A block of data:
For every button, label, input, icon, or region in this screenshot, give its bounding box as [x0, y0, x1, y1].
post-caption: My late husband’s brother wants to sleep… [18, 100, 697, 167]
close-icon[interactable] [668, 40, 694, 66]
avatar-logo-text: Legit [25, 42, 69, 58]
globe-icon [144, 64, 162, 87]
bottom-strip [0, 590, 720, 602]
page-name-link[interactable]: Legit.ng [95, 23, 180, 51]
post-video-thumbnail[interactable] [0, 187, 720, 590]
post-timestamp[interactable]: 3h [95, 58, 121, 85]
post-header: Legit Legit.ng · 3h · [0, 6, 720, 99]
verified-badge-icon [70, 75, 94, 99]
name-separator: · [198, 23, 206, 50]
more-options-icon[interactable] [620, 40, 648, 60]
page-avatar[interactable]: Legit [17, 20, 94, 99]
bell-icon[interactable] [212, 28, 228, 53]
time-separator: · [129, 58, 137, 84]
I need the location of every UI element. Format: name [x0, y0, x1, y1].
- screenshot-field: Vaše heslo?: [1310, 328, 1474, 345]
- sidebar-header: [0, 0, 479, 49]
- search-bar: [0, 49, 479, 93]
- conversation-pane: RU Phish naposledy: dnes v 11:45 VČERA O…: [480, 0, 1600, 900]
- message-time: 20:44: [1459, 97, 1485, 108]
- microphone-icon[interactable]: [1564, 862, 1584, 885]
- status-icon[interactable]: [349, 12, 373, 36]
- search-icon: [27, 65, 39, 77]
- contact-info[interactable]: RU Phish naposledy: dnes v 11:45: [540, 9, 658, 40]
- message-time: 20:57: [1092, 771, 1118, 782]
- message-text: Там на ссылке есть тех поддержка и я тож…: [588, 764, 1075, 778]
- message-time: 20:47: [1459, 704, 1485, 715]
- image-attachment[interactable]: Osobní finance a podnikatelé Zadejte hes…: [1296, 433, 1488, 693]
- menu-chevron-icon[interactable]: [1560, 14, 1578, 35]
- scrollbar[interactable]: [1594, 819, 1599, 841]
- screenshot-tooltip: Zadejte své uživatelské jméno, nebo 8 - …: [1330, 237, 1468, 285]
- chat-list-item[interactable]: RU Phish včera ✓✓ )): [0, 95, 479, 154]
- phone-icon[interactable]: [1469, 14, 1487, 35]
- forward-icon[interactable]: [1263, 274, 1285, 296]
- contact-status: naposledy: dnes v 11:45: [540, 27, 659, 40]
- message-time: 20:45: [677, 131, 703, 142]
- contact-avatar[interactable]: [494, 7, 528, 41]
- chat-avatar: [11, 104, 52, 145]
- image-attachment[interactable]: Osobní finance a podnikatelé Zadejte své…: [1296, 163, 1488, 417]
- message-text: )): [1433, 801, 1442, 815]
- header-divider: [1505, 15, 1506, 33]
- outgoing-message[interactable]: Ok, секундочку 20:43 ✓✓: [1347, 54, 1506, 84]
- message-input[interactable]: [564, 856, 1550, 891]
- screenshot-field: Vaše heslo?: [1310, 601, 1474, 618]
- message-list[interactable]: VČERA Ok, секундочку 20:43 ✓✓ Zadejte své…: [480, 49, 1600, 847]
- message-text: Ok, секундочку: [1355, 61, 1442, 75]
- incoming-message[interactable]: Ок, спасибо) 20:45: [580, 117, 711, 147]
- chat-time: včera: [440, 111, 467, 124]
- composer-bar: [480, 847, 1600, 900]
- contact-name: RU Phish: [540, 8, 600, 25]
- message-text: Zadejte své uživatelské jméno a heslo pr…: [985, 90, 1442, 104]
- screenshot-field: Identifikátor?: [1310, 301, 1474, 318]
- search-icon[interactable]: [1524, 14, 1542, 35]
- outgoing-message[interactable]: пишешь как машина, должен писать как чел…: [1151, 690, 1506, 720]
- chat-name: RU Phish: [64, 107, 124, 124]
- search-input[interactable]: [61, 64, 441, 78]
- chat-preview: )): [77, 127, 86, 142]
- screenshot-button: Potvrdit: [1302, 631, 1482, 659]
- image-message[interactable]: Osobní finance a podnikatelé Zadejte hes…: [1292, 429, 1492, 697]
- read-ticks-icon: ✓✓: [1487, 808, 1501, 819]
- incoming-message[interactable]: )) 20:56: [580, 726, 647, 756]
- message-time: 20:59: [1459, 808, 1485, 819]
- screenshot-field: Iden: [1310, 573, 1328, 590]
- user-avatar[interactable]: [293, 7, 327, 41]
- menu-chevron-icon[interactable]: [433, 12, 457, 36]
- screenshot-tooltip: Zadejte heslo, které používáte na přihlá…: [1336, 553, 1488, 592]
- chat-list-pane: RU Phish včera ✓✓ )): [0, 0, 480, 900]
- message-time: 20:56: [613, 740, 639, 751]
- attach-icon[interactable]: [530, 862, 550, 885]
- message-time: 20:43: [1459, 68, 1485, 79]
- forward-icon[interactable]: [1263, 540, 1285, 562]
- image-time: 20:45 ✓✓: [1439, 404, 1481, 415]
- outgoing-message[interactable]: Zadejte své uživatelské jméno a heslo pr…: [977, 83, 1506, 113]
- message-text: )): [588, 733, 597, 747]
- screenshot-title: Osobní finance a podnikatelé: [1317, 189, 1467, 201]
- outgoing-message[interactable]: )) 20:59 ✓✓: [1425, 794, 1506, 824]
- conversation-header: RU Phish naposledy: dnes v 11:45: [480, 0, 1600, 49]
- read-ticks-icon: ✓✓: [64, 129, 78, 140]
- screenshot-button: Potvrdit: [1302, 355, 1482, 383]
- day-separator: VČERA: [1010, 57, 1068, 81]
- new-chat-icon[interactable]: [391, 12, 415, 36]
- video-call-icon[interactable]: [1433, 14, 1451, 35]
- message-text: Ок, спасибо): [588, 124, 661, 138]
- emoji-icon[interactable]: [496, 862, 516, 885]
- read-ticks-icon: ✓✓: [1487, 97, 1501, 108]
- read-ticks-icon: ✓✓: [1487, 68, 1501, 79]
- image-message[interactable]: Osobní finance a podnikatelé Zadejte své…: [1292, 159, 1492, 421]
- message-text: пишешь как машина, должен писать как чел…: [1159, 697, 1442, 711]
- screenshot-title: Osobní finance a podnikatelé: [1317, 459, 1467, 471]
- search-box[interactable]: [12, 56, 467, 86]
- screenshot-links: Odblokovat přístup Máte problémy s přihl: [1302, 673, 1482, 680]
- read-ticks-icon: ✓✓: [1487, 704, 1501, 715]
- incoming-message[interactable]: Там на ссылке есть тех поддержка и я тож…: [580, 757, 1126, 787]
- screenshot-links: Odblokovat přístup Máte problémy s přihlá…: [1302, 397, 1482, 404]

Required work: Count how many lines of the data above contain the string "name", where case counts. Reply with only the number.

Result of the task: 5